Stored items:
********************

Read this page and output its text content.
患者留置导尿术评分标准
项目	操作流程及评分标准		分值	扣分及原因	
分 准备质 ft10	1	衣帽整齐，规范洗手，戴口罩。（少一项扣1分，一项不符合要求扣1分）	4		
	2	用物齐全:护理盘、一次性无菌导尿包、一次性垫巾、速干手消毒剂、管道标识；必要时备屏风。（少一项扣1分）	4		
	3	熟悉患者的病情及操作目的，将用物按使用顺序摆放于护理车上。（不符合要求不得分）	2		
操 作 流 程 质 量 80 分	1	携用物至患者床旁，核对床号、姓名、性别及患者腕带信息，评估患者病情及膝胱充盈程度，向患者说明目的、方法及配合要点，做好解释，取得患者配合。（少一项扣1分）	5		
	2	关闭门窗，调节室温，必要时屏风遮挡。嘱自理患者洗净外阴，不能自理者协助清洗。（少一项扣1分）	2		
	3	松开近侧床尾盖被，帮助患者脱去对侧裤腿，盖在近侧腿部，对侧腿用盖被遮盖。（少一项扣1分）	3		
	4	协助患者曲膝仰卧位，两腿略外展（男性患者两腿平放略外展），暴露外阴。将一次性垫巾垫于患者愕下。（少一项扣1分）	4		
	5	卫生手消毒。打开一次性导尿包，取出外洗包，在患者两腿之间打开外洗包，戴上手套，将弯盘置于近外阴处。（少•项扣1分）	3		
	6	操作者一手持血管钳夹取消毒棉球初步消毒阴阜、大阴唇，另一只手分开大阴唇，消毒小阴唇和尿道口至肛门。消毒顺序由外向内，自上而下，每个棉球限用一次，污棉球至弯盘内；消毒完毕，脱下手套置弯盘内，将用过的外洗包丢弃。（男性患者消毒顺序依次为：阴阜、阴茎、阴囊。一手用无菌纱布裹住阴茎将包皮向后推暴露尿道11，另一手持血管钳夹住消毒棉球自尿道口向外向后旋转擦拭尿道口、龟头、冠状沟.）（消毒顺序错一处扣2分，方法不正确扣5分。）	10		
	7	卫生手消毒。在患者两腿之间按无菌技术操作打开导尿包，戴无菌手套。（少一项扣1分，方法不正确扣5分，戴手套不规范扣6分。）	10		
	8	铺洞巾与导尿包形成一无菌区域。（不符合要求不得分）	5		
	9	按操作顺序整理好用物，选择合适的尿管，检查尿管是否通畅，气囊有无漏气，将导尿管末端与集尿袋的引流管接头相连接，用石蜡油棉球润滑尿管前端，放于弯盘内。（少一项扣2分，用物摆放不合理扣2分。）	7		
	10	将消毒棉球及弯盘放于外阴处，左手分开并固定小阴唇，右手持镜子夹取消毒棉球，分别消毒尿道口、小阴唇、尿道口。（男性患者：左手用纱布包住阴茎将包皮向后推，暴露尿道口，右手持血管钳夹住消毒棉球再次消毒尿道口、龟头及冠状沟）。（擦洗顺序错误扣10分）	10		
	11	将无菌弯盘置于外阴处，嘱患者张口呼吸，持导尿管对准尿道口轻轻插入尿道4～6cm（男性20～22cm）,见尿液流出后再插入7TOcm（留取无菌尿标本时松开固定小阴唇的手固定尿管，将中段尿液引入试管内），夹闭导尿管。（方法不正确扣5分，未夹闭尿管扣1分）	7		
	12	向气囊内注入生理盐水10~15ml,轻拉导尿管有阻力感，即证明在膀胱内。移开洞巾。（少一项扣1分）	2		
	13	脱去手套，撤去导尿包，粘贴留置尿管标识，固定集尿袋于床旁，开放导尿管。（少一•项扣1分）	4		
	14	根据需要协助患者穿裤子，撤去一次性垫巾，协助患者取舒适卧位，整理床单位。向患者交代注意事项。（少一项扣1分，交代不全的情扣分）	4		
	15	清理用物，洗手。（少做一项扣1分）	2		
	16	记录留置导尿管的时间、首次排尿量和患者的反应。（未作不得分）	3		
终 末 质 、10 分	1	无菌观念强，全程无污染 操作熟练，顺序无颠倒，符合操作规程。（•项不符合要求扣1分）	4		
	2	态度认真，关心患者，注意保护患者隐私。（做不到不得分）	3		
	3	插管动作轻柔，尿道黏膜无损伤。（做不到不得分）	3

********************

Repeat the preceding lines exactly, please, every one of them.

-- Answer in full --
Read this page and output its text content.
患者留置导尿术评分标准
项目	操作流程及评分标准		分值	扣分及原因	
分 准备质 ft10	1	衣帽整齐，规范洗手，戴口罩。（少一项扣1分，一项不符合要求扣1分）	4		
	2	用物齐全:护理盘、一次性无菌导尿包、一次性垫巾、速干手消毒剂、管道标识；必要时备屏风。（少一项扣1分）	4		
	3	熟悉患者的病情及操作目的，将用物按使用顺序摆放于护理车上。（不符合要求不得分）	2		
操 作 流 程 质 量 80 分	1	携用物至患者床旁，核对床号、姓名、性别及患者腕带信息，评估患者病情及膝胱充盈程度，向患者说明目的、方法及配合要点，做好解释，取得患者配合。（少一项扣1分）	5		
	2	关闭门窗，调节室温，必要时屏风遮挡。嘱自理患者洗净外阴，不能自理者协助清洗。（少一项扣1分）	2		
	3	松开近侧床尾盖被，帮助患者脱去对侧裤腿，盖在近侧腿部，对侧腿用盖被遮盖。（少一项扣1分）	3		
	4	协助患者曲膝仰卧位，两腿略外展（男性患者两腿平放略外展），暴露外阴。将一次性垫巾垫于患者愕下。（少一项扣1分）	4		
	5	卫生手消毒。打开一次性导尿包，取出外洗包，在患者两腿之间打开外洗包，戴上手套，将弯盘置于近外阴处。（少•项扣1分）	3		
	6	操作者一手持血管钳夹取消毒棉球初步消毒阴阜、大阴唇，另一只手分开大阴唇，消毒小阴唇和尿道口至肛门。消毒顺序由外向内，自上而下，每个棉球限用一次，污棉球至弯盘内；消毒完毕，脱下手套置弯盘内，将用过的外洗包丢弃。（男性患者消毒顺序依次为：阴阜、阴茎、阴囊。一手用无菌纱布裹住阴茎将包皮向后推暴露尿道11，另一手持血管钳夹住消毒棉球自尿道口向外向后旋转擦拭尿道口、龟头、冠状沟.）（消毒顺序错一处扣2分，方法不正确扣5分。）	10		
	7	卫生手消毒。在患者两腿之间按无菌技术操作打开导尿包，戴无菌手套。（少一项扣1分，方法不正确扣5分，戴手套不规范扣6分。）	10		
	8	铺洞巾与导尿包形成一无菌区域。（不符合要求不得分）	5		
	9	按操作顺序整理好用物，选择合适的尿管，检查尿管是否通畅，气囊有无漏气，将导尿管末端与集尿袋的引流管接头相连接，用石蜡油棉球润滑尿管前端，放于弯盘内。（少一项扣2分，用物摆放不合理扣2分。）	7		
	10	将消毒棉球及弯盘放于外阴处，左手分开并固定小阴唇，右手持镜子夹取消毒棉球，分别消毒尿道口、小阴唇、尿道口。（男性患者：左手用纱布包住阴茎将包皮向后推，暴露尿道口，右手持血管钳夹住消毒棉球再次消毒尿道口、龟头及冠状沟）。（擦洗顺序错误扣10分）	10		
	11	将无菌弯盘置于外阴处，嘱患者张口呼吸，持导尿管对准尿道口轻轻插入尿道4～6cm（男性20～22cm）,见尿液流出后再插入7TOcm（留取无菌尿标本时松开固定小阴唇的手固定尿管，将中段尿液引入试管内），夹闭导尿管。（方法不正确扣5分，未夹闭尿管扣1分）	7		
	12	向气囊内注入生理盐水10~15ml,轻拉导尿管有阻力感，即证明在膀胱内。移开洞巾。（少一项扣1分）	2		
	13	脱去手套，撤去导尿包，粘贴留置尿管标识，固定集尿袋于床旁，开放导尿管。（少一•项扣1分）	4		
	14	根据需要协助患者穿裤子，撤去一次性垫巾，协助患者取舒适卧位，整理床单位。向患者交代注意事项。（少一项扣1分，交代不全的情扣分）	4		
	15	清理用物，洗手。（少做一项扣1分）	2		
	16	记录留置导尿管的时间、首次排尿量和患者的反应。（未作不得分）	3		
终 末 质 、10 分	1	无菌观念强，全程无污染 操作熟练，顺序无颠倒，符合操作规程。（•项不符合要求扣1分）	4		
	2	态度认真，关心患者，注意保护患者隐私。（做不到不得分）	3		
	3	插管动作轻柔，尿道黏膜无损伤。（做不到不得分）	3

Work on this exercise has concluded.